_TASK BRIEF:_
Gather all lines in the entries below that include the word "marker".

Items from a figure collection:
++++++++++

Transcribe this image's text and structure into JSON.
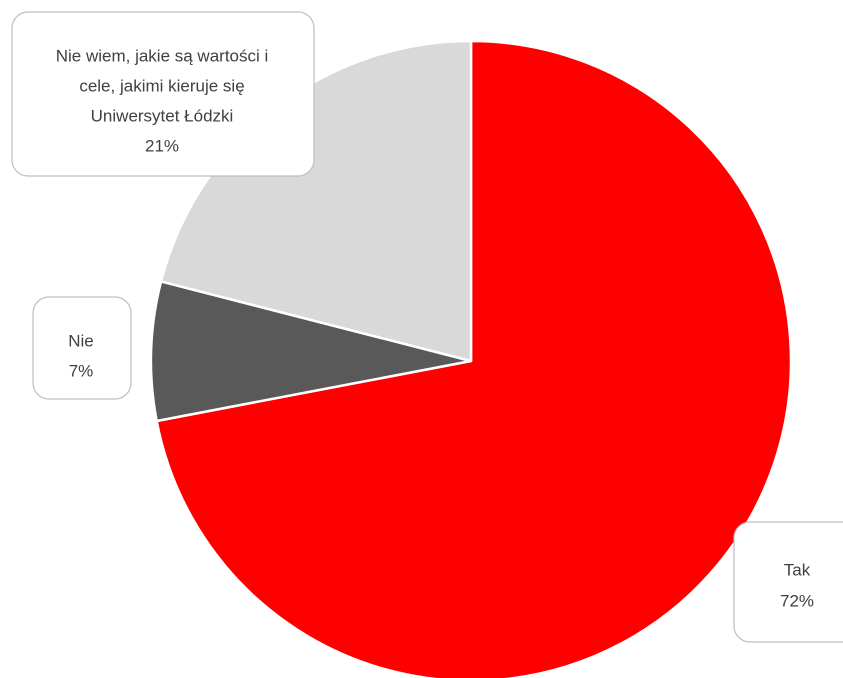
{
  "chart_data": {
    "type": "pie",
    "title": "",
    "slices": [
      {
        "label": "Tak",
        "value": 72,
        "percent_label": "72%",
        "color": "#ff0000"
      },
      {
        "label": "Nie",
        "value": 7,
        "percent_label": "7%",
        "color": "#595959"
      },
      {
        "label": "Nie wiem, jakie są wartości i cele, jakimi kieruje się Uniwersytet Łódzki",
        "value": 21,
        "percent_label": "21%",
        "color": "#d9d9d9"
      }
    ],
    "label_lines": [
      [
        "Tak",
        "72%"
      ],
      [
        "Nie",
        "7%"
      ],
      [
        "Nie wiem, jakie są wartości i",
        "cele, jakimi kieruje się",
        "Uniwersytet Łódzki",
        "21%"
      ]
    ],
    "legend": "none",
    "data_labels": "callouts"
  }
}
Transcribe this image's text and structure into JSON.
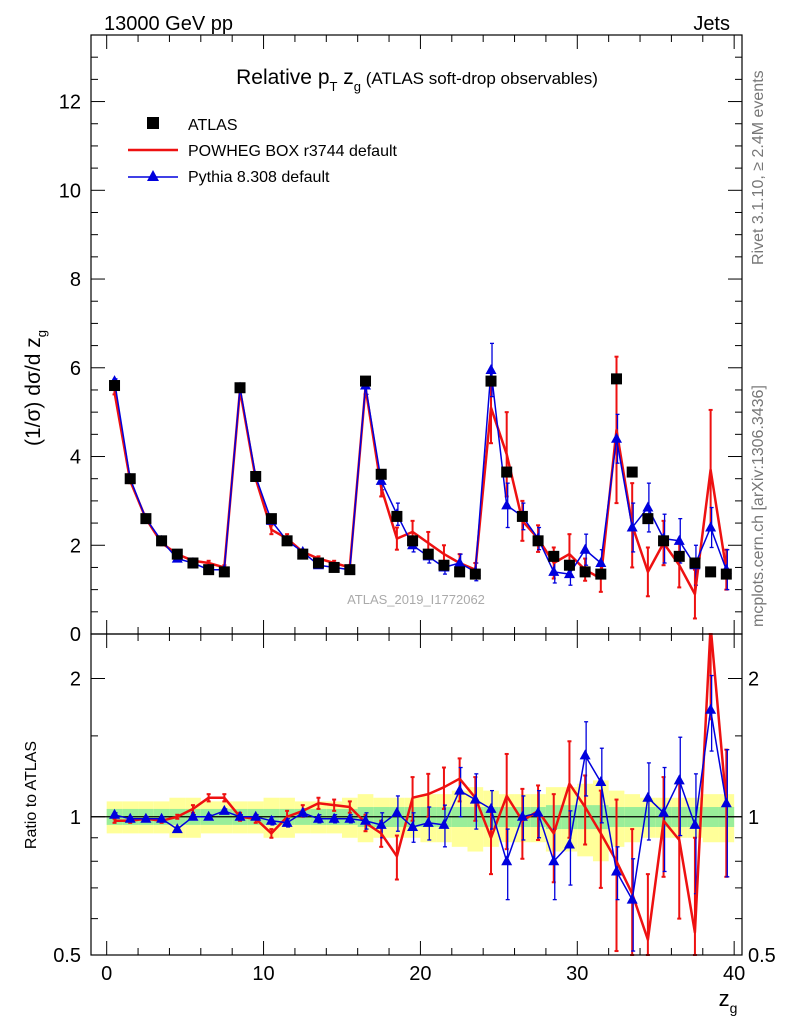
{
  "header": {
    "left": "13000 GeV pp",
    "right": "Jets"
  },
  "side_labels": {
    "rivet": "Rivet 3.1.10, ≥ 2.4M events",
    "mcplots": "mcplots.cern.ch [arXiv:1306.3436]"
  },
  "watermark": "ATLAS_2019_I1772062",
  "colors": {
    "atlas": "#000000",
    "powheg": "#ee1111",
    "pythia": "#0000dd",
    "band_inner": "#99ee99",
    "band_outer": "#ffff99"
  },
  "chart_data": [
    {
      "type": "line",
      "panel": "main",
      "title_parts": {
        "pre": "Relative p",
        "sub1": "T",
        "mid": " z",
        "sub2": "g",
        "post": " (ATLAS soft-drop observables)"
      },
      "ylabel_parts": {
        "pre": "(1/σ) dσ/d z",
        "sub": "g"
      },
      "xlim": [
        -1,
        40.5
      ],
      "ylim": [
        0,
        13.5
      ],
      "yticks": [
        0,
        2,
        4,
        6,
        8,
        10,
        12
      ],
      "ytick_labels": [
        "0",
        "2",
        "4",
        "6",
        "8",
        "10",
        "12"
      ],
      "x": [
        0.5,
        1.5,
        2.5,
        3.5,
        4.5,
        5.5,
        6.5,
        7.5,
        8.5,
        9.5,
        10.5,
        11.5,
        12.5,
        13.5,
        14.5,
        15.5,
        16.5,
        17.5,
        18.5,
        19.5,
        20.5,
        21.5,
        22.5,
        23.5,
        24.5,
        25.5,
        26.5,
        27.5,
        28.5,
        29.5,
        30.5,
        31.5,
        32.5,
        33.5,
        34.5,
        35.5,
        36.5,
        37.5,
        38.5,
        39.5
      ],
      "series": [
        {
          "name": "ATLAS",
          "marker": "square",
          "values": [
            5.6,
            3.5,
            2.6,
            2.1,
            1.8,
            1.6,
            1.45,
            1.4,
            5.55,
            3.55,
            2.6,
            2.1,
            1.8,
            1.6,
            1.5,
            1.45,
            5.7,
            3.6,
            2.65,
            2.1,
            1.8,
            1.55,
            1.4,
            1.35,
            5.7,
            3.65,
            2.65,
            2.1,
            1.75,
            1.55,
            1.4,
            1.35,
            5.75,
            3.65,
            2.6,
            2.1,
            1.75,
            1.6,
            1.4,
            1.35
          ]
        },
        {
          "name": "POWHEG BOX r3744 default",
          "marker": "line",
          "values": [
            5.45,
            3.45,
            2.6,
            2.05,
            1.8,
            1.65,
            1.6,
            1.5,
            5.5,
            3.5,
            2.35,
            2.15,
            1.85,
            1.7,
            1.6,
            1.5,
            5.55,
            3.3,
            2.15,
            2.3,
            2.05,
            1.8,
            1.6,
            1.45,
            5.1,
            4.05,
            2.55,
            2.15,
            1.6,
            1.8,
            1.45,
            1.25,
            4.6,
            2.45,
            1.4,
            2.05,
            1.55,
            0.9,
            3.7,
            1.45
          ],
          "errors": [
            0.05,
            0.05,
            0.05,
            0.05,
            0.05,
            0.05,
            0.05,
            0.05,
            0.05,
            0.05,
            0.1,
            0.1,
            0.05,
            0.05,
            0.05,
            0.05,
            0.15,
            0.2,
            0.25,
            0.25,
            0.25,
            0.2,
            0.2,
            0.15,
            0.8,
            0.95,
            0.45,
            0.3,
            0.35,
            0.45,
            0.25,
            0.3,
            1.65,
            0.95,
            0.55,
            0.5,
            0.5,
            0.55,
            1.35,
            0.45
          ]
        },
        {
          "name": "Pythia 8.308 default",
          "marker": "triangle",
          "values": [
            5.7,
            3.5,
            2.6,
            2.1,
            1.7,
            1.6,
            1.45,
            1.45,
            5.55,
            3.55,
            2.55,
            2.1,
            1.85,
            1.55,
            1.5,
            1.45,
            5.6,
            3.45,
            2.7,
            2.0,
            1.75,
            1.5,
            1.6,
            1.4,
            5.95,
            2.9,
            2.65,
            2.15,
            1.4,
            1.35,
            1.9,
            1.6,
            4.4,
            2.4,
            2.85,
            2.15,
            2.1,
            1.55,
            2.4,
            1.45
          ],
          "errors": [
            0.05,
            0.05,
            0.05,
            0.05,
            0.05,
            0.05,
            0.05,
            0.05,
            0.05,
            0.05,
            0.05,
            0.05,
            0.05,
            0.05,
            0.05,
            0.05,
            0.2,
            0.2,
            0.25,
            0.15,
            0.15,
            0.15,
            0.2,
            0.2,
            0.6,
            0.5,
            0.3,
            0.25,
            0.25,
            0.25,
            0.35,
            0.3,
            0.55,
            0.55,
            0.55,
            0.55,
            0.5,
            0.45,
            0.45,
            0.45
          ]
        }
      ],
      "legend_position": "top-left"
    },
    {
      "type": "line",
      "panel": "ratio",
      "ylabel": "Ratio to ATLAS",
      "xlabel_parts": {
        "pre": "z",
        "sub": "g"
      },
      "xlim": [
        -1,
        40.5
      ],
      "ylim": [
        0.5,
        2.5
      ],
      "log_y": true,
      "yticks": [
        0.5,
        1,
        2
      ],
      "ytick_labels": [
        "0.5",
        "1",
        "2"
      ],
      "xticks": [
        0,
        10,
        20,
        30,
        40
      ],
      "xtick_labels": [
        "0",
        "10",
        "20",
        "30",
        "40"
      ],
      "reference": 1,
      "x": [
        0.5,
        1.5,
        2.5,
        3.5,
        4.5,
        5.5,
        6.5,
        7.5,
        8.5,
        9.5,
        10.5,
        11.5,
        12.5,
        13.5,
        14.5,
        15.5,
        16.5,
        17.5,
        18.5,
        19.5,
        20.5,
        21.5,
        22.5,
        23.5,
        24.5,
        25.5,
        26.5,
        27.5,
        28.5,
        29.5,
        30.5,
        31.5,
        32.5,
        33.5,
        34.5,
        35.5,
        36.5,
        37.5,
        38.5,
        39.5
      ],
      "band_inner": [
        0.04,
        0.04,
        0.04,
        0.04,
        0.04,
        0.04,
        0.04,
        0.04,
        0.04,
        0.04,
        0.04,
        0.04,
        0.04,
        0.04,
        0.04,
        0.04,
        0.05,
        0.05,
        0.05,
        0.05,
        0.05,
        0.05,
        0.05,
        0.05,
        0.05,
        0.05,
        0.05,
        0.05,
        0.06,
        0.06,
        0.06,
        0.06,
        0.05,
        0.05,
        0.05,
        0.05,
        0.05,
        0.05,
        0.05,
        0.05
      ],
      "band_outer": [
        0.08,
        0.08,
        0.08,
        0.08,
        0.1,
        0.1,
        0.08,
        0.08,
        0.08,
        0.08,
        0.1,
        0.1,
        0.08,
        0.08,
        0.08,
        0.1,
        0.12,
        0.1,
        0.1,
        0.1,
        0.12,
        0.12,
        0.14,
        0.16,
        0.14,
        0.12,
        0.12,
        0.12,
        0.16,
        0.16,
        0.18,
        0.2,
        0.14,
        0.12,
        0.1,
        0.1,
        0.1,
        0.1,
        0.12,
        0.12
      ],
      "series": [
        {
          "name": "POWHEG BOX r3744 default",
          "values": [
            0.98,
            0.98,
            0.99,
            0.98,
            1.0,
            1.04,
            1.1,
            1.1,
            1.0,
            0.99,
            0.92,
            1.0,
            1.03,
            1.07,
            1.06,
            1.05,
            0.97,
            0.92,
            0.82,
            1.1,
            1.12,
            1.16,
            1.21,
            1.1,
            0.9,
            1.11,
            0.98,
            1.03,
            0.92,
            1.18,
            1.05,
            0.92,
            0.8,
            0.68,
            0.54,
            0.98,
            0.89,
            0.56,
            2.6,
            1.07
          ],
          "errors": [
            0.01,
            0.01,
            0.01,
            0.01,
            0.01,
            0.02,
            0.02,
            0.02,
            0.02,
            0.02,
            0.02,
            0.03,
            0.03,
            0.03,
            0.03,
            0.03,
            0.04,
            0.06,
            0.09,
            0.12,
            0.12,
            0.12,
            0.13,
            0.12,
            0.15,
            0.26,
            0.17,
            0.14,
            0.2,
            0.28,
            0.18,
            0.22,
            0.29,
            0.26,
            0.21,
            0.24,
            0.29,
            0.34,
            0.97,
            0.33
          ]
        },
        {
          "name": "Pythia 8.308 default",
          "values": [
            1.01,
            0.99,
            0.99,
            0.99,
            0.94,
            1.0,
            1.0,
            1.03,
            1.0,
            1.0,
            0.98,
            0.97,
            1.02,
            0.99,
            0.99,
            0.99,
            0.98,
            0.96,
            1.02,
            0.95,
            0.97,
            0.96,
            1.14,
            1.09,
            1.04,
            0.8,
            1.0,
            1.02,
            0.8,
            0.87,
            1.36,
            1.19,
            0.76,
            0.66,
            1.1,
            1.02,
            1.2,
            0.96,
            1.71,
            1.07
          ],
          "errors": [
            0.01,
            0.01,
            0.01,
            0.01,
            0.01,
            0.01,
            0.01,
            0.01,
            0.01,
            0.01,
            0.02,
            0.02,
            0.02,
            0.02,
            0.02,
            0.02,
            0.04,
            0.06,
            0.09,
            0.07,
            0.08,
            0.1,
            0.14,
            0.15,
            0.1,
            0.14,
            0.11,
            0.12,
            0.14,
            0.16,
            0.25,
            0.22,
            0.1,
            0.15,
            0.21,
            0.26,
            0.29,
            0.28,
            0.32,
            0.33
          ]
        }
      ]
    }
  ]
}
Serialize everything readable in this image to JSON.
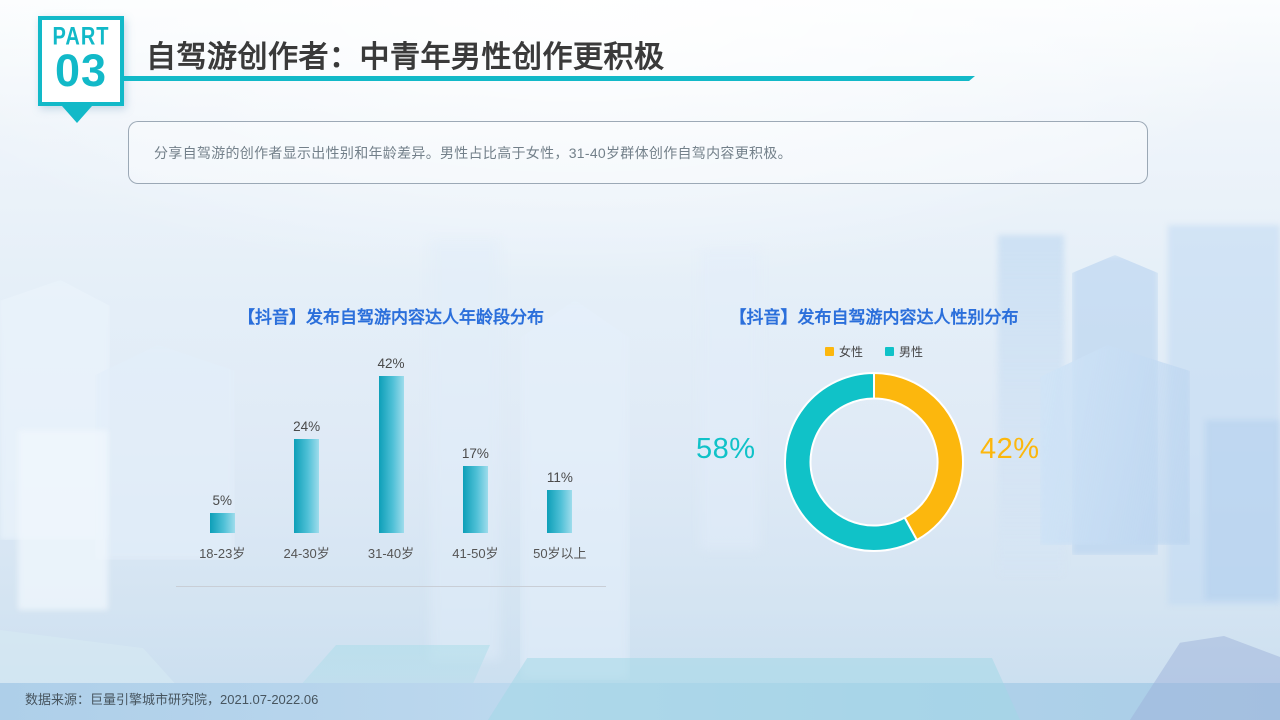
{
  "header": {
    "part_label": "PART",
    "part_number": "03",
    "title": "自驾游创作者：中青年男性创作更积极"
  },
  "summary": "分享自驾游的创作者显示出性别和年龄差异。男性占比高于女性，31-40岁群体创作自驾内容更积极。",
  "footer": {
    "source": "数据来源：巨量引擎城市研究院，2021.07-2022.06"
  },
  "colors": {
    "accent_teal": "#12b9c8",
    "chart_title_blue": "#2b6fdb",
    "title_text": "#3a3a3a",
    "summary_text": "#73808a",
    "source_text": "#47555f",
    "axis_line": "#c9ced6",
    "bar_label": "#4a4a4a"
  },
  "chart_data": [
    {
      "type": "bar",
      "title": "【抖音】发布自驾游内容达人年龄段分布",
      "categories": [
        "18-23岁",
        "24-30岁",
        "31-40岁",
        "41-50岁",
        "50岁以上"
      ],
      "values": [
        5,
        24,
        42,
        17,
        11
      ],
      "value_suffix": "%",
      "ylim": [
        0,
        45
      ],
      "grid": false,
      "legend_position": "none",
      "bar_color_start": "#0d9fb8",
      "bar_color_mid": "#4fc0d6",
      "bar_color_end": "#9edcec"
    },
    {
      "type": "pie",
      "donut": true,
      "title": "【抖音】发布自驾游内容达人性别分布",
      "legend_position": "top",
      "slices": [
        {
          "label": "女性",
          "value": 42,
          "color": "#fcb70d",
          "callout": "42%",
          "callout_side": "right"
        },
        {
          "label": "男性",
          "value": 58,
          "color": "#10c2c8",
          "callout": "58%",
          "callout_side": "left"
        }
      ],
      "start_angle_deg": 0,
      "direction": "clockwise"
    }
  ]
}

++++++++++

_CORRECT RESULT:_
          "marker": "square",
          "marker": "line",
          "marker": "triangle",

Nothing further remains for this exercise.